1. ## Parallelogram (2)

In the figure , ABCD is a parallelogram . AE=BF and C is parallel to FH . Prove that

(1) EFCD is a parallelogram
(2) GHFC is a parallelogram
(3) parallelogram GHFC and ABCD are equal in area

My work :

$\angle ADE =\angle CBF$(corresponding angle)

$\triangle ADE$ congruent to $\triangle BCF$

$\angle DEA =\angle CFB$

DE// CF , AF// DC

Hence , EFCD is a paralleogram

(2) DH // CF , CG//HF

Hence , GHFC is a parallelogram .

(3) not really sure .

2. Hello thereddevils

Originally Posted by thereddevils
In the figure , ABCD is a parallelogram . AE=BF and C is parallel to FH . Prove that

(1) EFCD is a parallelogram
(2) GHFC is a parallelogram
(3) parallelogram GHFC and ABCD are equal in area

My work :

$\angle ADE =\angle CBF$(corresponding angle) No. You mean $\color{red}\angle DAE=\angle CBF$

$\triangle ADE$ congruent to $\triangle BCF$

$\angle DEA =\angle CFB$

DE// CF , AF// DC

Hence , EFCD is a paralleogram. Apart from that this is fine.

(2) DH // CF , CG//HF

Hence , GHFC is a parallelogram . OK.

(3) not really sure .Use the result from your previous post: parallelograms on the same base and between the same parallels are equal in area. Look first at CFDE and CFGH; then at CDEF and CDAB. (Note the bold type.)

> Material
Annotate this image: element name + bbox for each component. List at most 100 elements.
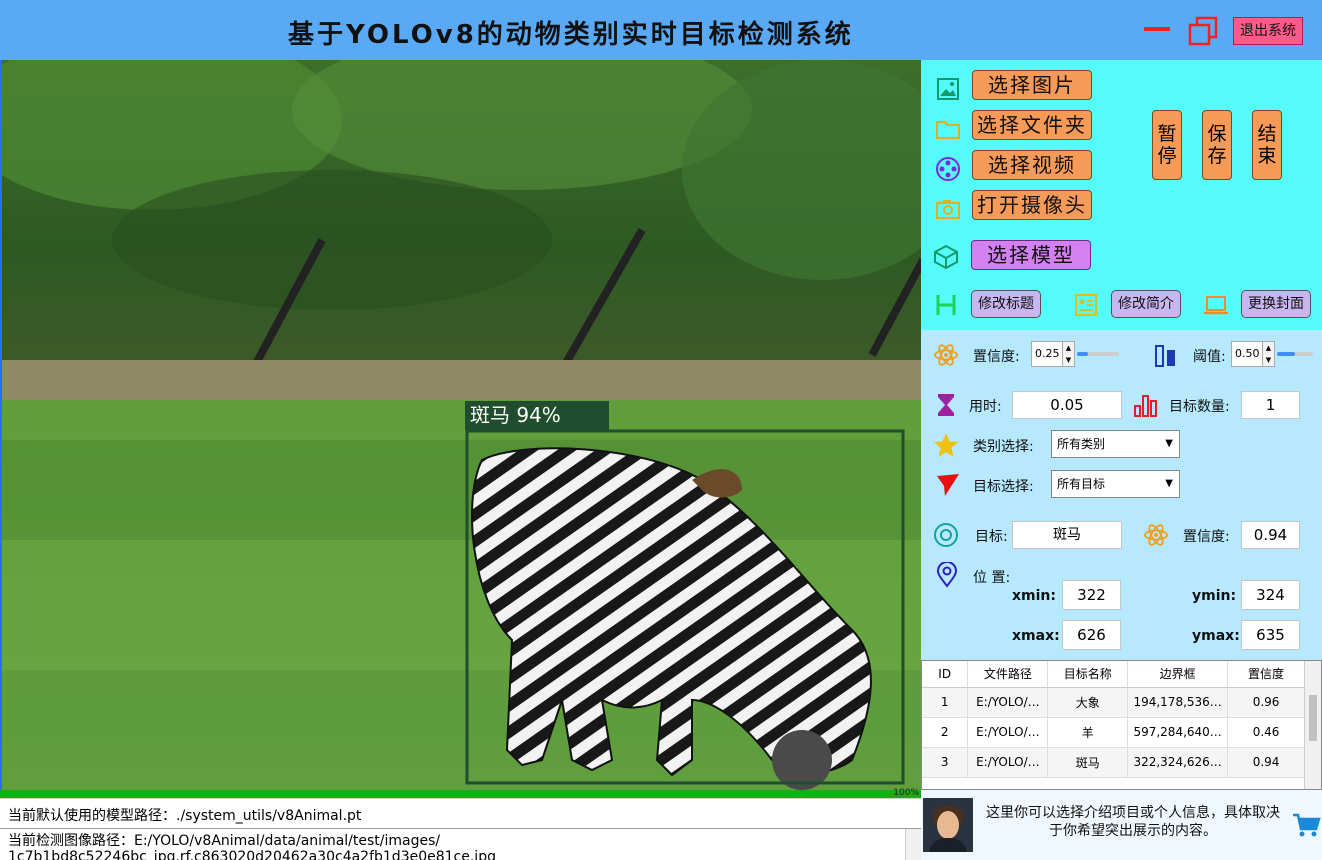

> What you have to do
Copy from the parallelogram thread the stretch from "Hence , EFCD is a paralleogram." through "the bold type.)".

> Answer to the exercise
Hence , EFCD is a paralleogram. Apart from that this is fine.

(2) DH // CF , CG//HF

Hence , GHFC is a parallelogram . OK.

(3) not really sure .Use the result from your previous post: parallelograms on the same base and between the same parallels are equal in area. Look first at CFDE and CFGH; then at CDEF and CDAB. (Note the bold type.)